Given records ::

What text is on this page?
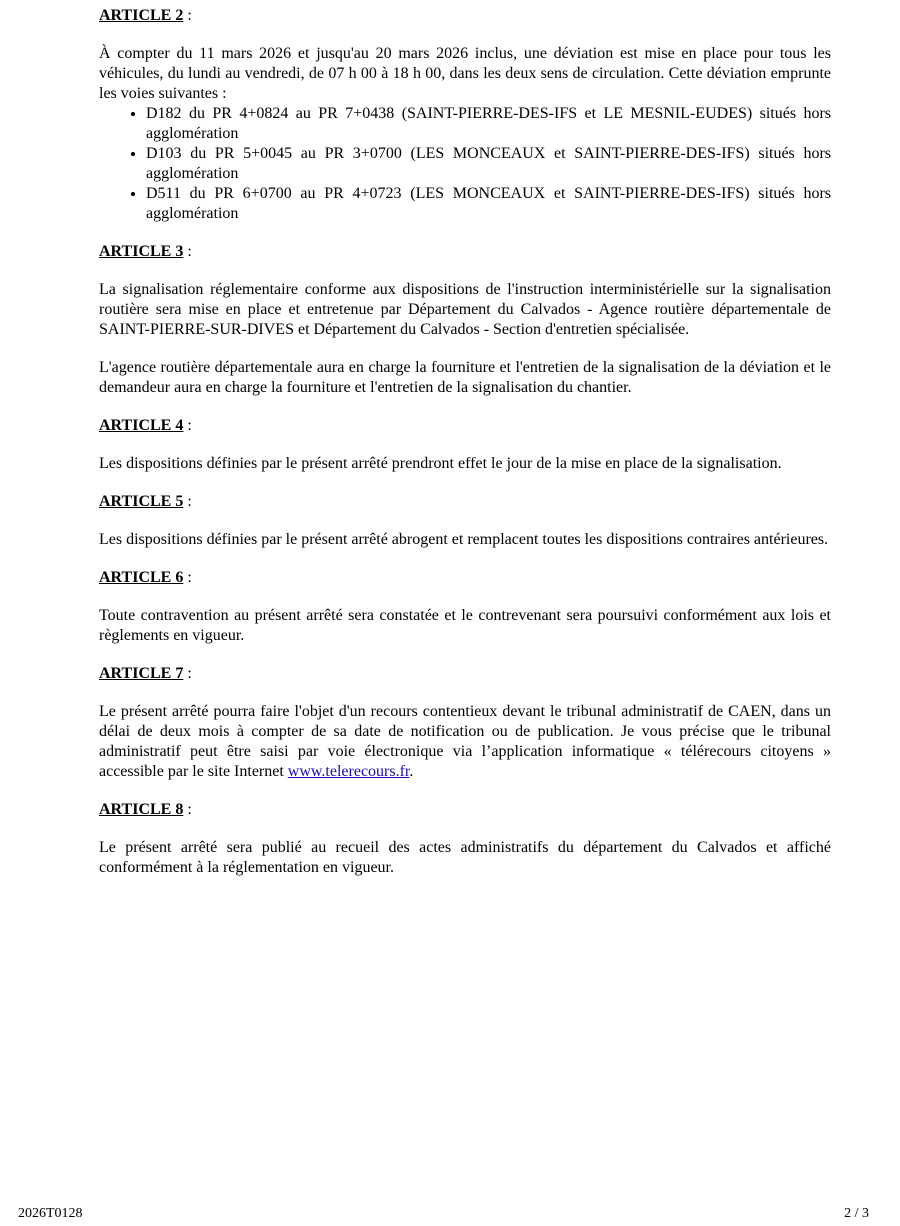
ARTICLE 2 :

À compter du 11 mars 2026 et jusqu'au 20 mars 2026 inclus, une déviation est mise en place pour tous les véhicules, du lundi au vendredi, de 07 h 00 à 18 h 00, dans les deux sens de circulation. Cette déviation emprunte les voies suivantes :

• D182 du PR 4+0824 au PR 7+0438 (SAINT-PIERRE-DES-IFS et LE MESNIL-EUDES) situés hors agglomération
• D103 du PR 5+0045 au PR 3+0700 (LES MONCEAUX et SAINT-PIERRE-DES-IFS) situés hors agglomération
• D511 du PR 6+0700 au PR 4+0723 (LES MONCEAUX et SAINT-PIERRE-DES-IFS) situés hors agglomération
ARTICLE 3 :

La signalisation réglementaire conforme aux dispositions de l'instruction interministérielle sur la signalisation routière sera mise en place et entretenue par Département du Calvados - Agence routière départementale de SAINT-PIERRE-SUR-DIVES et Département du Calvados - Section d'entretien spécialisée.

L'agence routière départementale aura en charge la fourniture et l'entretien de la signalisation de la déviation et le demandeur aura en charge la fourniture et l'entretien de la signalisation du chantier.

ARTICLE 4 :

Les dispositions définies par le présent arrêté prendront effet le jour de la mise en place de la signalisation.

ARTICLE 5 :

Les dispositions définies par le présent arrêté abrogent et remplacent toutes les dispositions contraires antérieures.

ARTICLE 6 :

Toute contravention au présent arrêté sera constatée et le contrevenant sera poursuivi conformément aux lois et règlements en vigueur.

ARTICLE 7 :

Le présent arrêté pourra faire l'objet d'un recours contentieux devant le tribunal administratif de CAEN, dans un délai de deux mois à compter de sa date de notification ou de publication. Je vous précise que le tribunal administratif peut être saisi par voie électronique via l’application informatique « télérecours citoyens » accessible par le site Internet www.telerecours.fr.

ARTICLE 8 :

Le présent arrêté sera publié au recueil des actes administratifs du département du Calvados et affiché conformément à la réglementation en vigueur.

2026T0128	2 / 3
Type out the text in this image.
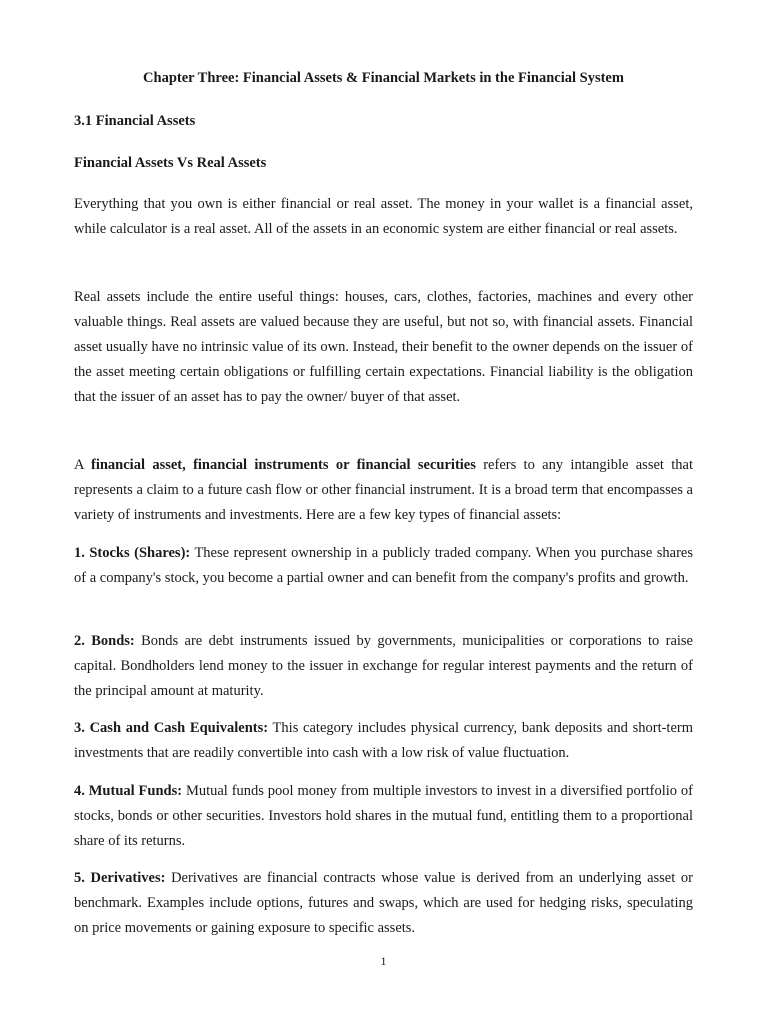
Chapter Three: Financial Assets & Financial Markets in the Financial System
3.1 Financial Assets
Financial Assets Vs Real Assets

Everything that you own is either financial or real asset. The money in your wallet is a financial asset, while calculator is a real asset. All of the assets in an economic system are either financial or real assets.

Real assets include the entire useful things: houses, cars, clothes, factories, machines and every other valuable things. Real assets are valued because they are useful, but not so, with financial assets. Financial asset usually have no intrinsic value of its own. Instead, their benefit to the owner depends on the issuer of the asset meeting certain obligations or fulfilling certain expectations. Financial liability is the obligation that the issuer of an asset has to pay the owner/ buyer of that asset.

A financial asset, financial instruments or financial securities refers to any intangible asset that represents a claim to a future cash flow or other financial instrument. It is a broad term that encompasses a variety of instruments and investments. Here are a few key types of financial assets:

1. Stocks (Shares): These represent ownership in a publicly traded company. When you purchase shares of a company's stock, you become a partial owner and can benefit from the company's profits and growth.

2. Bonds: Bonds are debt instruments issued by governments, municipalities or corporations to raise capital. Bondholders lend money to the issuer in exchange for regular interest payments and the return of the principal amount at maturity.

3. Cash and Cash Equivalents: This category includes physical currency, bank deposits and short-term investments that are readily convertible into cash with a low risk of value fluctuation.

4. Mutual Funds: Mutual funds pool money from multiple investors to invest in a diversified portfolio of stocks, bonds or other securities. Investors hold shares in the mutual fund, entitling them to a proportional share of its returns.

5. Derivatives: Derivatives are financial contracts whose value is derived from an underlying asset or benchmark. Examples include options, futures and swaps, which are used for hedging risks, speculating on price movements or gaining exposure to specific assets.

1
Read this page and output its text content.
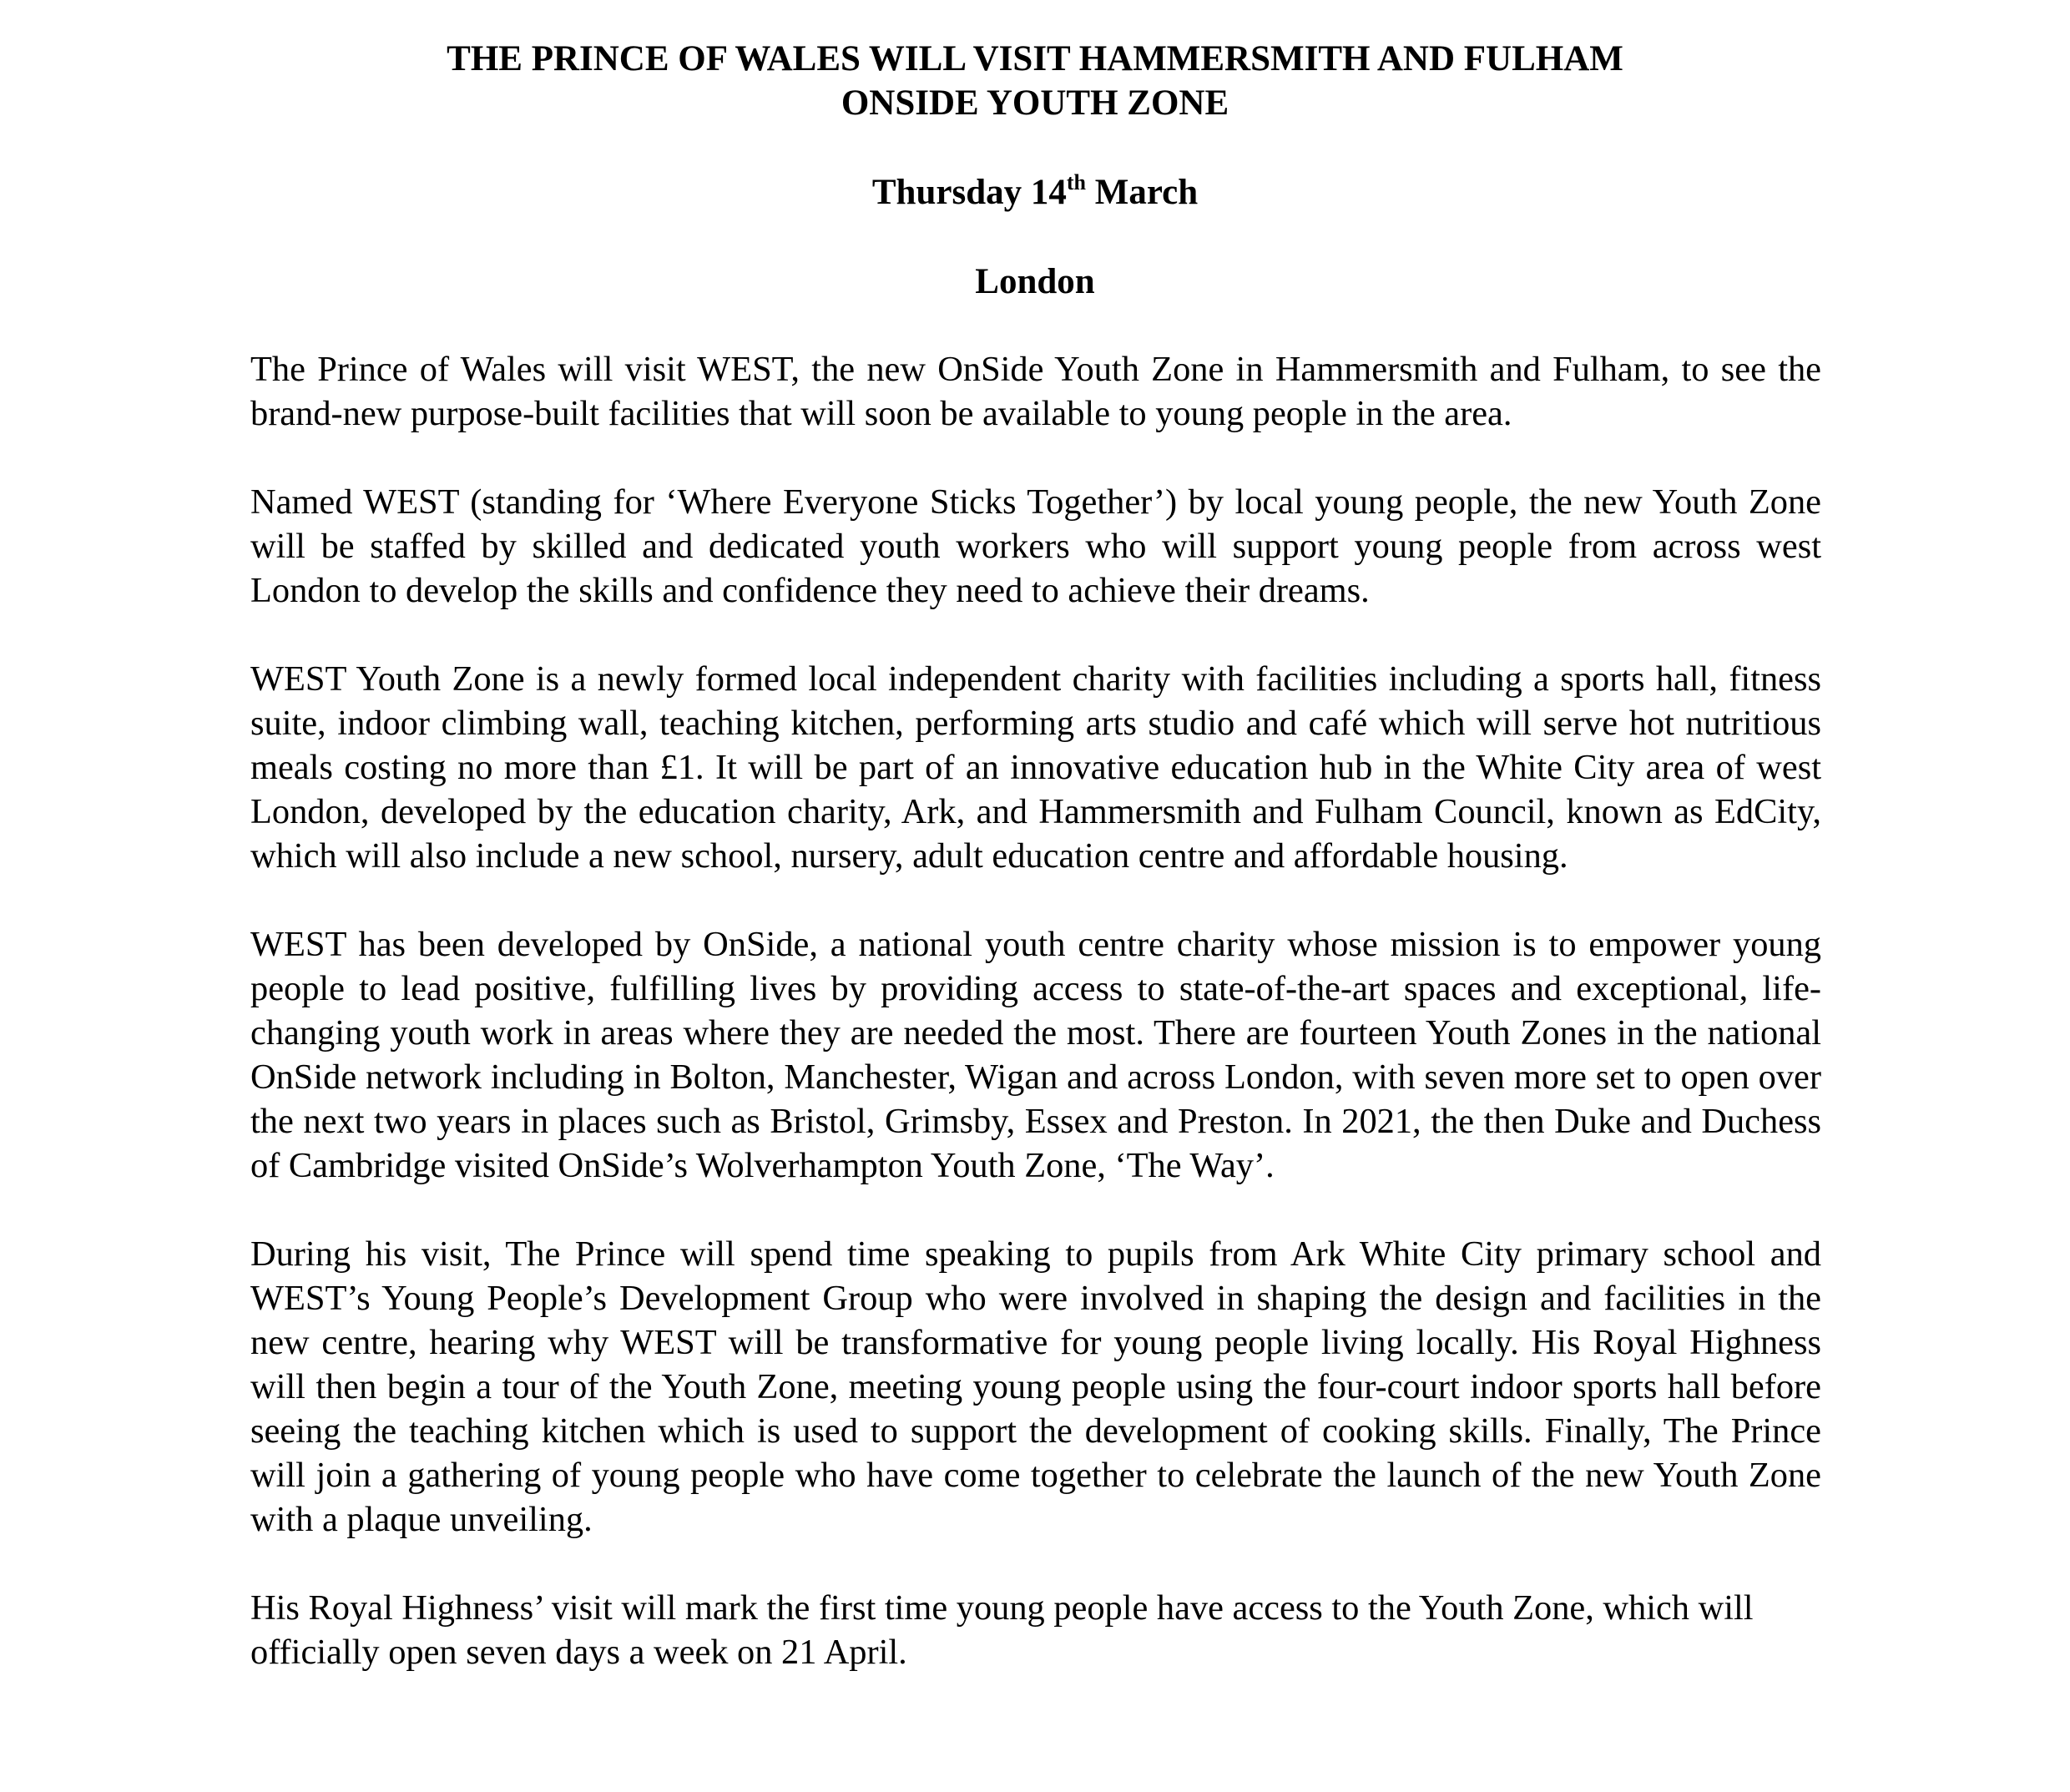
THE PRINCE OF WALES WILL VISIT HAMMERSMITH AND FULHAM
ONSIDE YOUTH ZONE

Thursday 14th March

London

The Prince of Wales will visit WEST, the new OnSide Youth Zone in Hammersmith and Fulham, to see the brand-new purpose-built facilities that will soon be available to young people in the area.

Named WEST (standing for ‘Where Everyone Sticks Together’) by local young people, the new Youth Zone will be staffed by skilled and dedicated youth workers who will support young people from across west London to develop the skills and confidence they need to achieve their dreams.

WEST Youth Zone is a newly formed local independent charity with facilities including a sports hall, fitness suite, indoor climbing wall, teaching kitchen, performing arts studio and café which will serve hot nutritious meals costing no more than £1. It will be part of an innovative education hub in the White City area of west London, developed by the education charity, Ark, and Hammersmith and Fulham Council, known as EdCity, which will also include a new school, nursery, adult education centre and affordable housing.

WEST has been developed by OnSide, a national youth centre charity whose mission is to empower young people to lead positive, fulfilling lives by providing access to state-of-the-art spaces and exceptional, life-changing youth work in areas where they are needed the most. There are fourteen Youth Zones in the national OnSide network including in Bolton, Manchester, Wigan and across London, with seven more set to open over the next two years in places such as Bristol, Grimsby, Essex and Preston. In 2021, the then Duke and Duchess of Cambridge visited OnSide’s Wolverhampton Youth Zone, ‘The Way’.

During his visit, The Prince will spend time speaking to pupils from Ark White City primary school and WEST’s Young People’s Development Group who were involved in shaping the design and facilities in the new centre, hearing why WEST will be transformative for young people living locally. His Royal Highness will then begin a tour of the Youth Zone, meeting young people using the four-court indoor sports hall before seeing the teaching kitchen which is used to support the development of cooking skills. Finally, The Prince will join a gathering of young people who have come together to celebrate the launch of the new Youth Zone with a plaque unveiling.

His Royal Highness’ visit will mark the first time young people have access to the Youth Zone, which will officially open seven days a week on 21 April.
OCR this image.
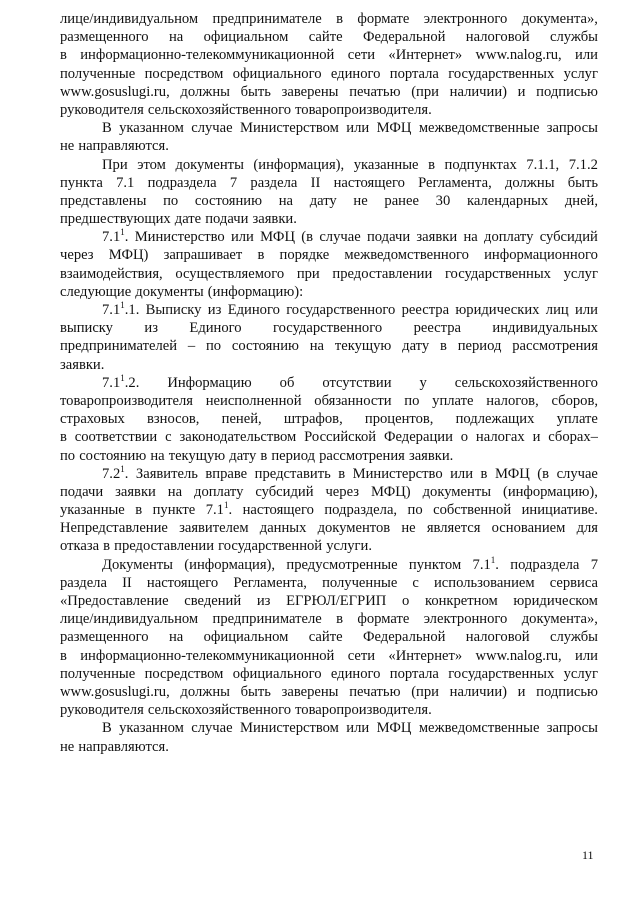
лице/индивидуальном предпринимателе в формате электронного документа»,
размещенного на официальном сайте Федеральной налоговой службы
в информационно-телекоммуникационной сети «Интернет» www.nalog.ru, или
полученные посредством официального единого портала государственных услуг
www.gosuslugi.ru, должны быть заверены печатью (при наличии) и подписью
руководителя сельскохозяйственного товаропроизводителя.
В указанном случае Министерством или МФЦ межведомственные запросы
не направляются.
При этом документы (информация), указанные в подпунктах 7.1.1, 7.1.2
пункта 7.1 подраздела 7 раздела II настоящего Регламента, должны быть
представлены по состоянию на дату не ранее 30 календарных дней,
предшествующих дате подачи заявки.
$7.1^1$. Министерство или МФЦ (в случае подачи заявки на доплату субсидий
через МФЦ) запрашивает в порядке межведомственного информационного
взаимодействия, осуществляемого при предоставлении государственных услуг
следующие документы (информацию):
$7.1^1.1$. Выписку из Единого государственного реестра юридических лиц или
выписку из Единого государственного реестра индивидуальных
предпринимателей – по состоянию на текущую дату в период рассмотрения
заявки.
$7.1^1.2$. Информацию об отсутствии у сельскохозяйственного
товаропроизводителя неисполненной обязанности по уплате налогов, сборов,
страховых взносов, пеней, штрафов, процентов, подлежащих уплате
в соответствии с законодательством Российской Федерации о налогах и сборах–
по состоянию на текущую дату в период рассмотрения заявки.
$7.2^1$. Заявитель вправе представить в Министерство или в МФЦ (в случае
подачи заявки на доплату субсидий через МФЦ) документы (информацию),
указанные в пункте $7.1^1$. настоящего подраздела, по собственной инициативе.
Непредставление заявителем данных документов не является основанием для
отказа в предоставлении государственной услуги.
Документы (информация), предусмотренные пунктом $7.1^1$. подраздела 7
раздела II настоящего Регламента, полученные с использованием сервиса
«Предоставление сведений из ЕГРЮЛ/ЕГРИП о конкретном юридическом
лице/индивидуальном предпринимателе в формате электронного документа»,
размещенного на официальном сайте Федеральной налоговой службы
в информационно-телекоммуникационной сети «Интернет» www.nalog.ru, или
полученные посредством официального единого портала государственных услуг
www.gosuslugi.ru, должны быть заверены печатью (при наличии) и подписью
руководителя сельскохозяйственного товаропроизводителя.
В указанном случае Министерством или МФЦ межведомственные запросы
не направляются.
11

What the task requires :: Select the lines in this material that hold the word "субсидий", leaving none out.

Exercise output ::
$7.1^1$. Министерство или МФЦ (в случае подачи заявки на доплату субсидий
подачи заявки на доплату субсидий через МФЦ) документы (информацию),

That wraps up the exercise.